___ RECORD EXCERPTS
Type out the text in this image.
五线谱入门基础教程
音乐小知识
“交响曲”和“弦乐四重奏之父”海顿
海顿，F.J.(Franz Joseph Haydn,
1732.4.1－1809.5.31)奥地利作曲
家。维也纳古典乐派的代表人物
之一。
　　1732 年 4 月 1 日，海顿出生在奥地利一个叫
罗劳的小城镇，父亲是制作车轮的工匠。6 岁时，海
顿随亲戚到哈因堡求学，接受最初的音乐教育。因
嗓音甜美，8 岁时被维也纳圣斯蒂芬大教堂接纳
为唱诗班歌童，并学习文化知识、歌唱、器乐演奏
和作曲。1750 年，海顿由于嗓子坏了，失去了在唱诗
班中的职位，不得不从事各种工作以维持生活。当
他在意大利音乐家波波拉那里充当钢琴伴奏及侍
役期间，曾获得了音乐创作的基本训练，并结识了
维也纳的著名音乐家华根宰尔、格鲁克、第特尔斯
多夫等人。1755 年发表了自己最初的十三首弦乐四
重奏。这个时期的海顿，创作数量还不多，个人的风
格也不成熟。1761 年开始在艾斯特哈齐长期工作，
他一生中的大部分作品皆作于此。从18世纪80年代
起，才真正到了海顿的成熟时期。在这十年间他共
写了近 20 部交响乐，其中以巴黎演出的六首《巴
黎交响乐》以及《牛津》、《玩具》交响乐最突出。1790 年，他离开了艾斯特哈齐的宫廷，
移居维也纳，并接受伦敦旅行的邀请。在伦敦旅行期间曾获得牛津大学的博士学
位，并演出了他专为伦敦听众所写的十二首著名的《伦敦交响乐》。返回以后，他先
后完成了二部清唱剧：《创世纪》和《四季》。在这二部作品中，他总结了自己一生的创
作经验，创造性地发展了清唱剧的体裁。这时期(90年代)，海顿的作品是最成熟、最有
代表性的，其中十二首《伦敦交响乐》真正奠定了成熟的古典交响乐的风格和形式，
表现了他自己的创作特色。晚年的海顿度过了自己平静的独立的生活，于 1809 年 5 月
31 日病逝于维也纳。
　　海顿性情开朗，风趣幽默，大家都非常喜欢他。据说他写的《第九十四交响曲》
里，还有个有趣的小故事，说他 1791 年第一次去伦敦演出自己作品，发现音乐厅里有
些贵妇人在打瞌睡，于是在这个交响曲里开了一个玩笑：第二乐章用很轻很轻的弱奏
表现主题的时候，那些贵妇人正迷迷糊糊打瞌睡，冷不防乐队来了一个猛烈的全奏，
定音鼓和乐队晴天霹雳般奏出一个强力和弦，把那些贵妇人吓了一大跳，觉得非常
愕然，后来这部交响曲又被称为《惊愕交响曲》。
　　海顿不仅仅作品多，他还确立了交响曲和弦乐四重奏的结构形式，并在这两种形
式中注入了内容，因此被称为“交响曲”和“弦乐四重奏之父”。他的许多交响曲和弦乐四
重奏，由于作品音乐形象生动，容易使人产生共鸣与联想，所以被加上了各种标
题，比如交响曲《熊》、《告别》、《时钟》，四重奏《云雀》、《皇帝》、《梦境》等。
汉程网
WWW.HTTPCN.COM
______
=== PROBLEM TO SOLVE ===
Go through the lines above. Select every one that has the string "弦乐四重奏之父".

=== COMPLETED EXERCISE ===
“交响曲”和“弦乐四重奏之父”海顿
式中注入了内容，因此被称为“交响曲”和“弦乐四重奏之父”。他的许多交响曲和弦乐四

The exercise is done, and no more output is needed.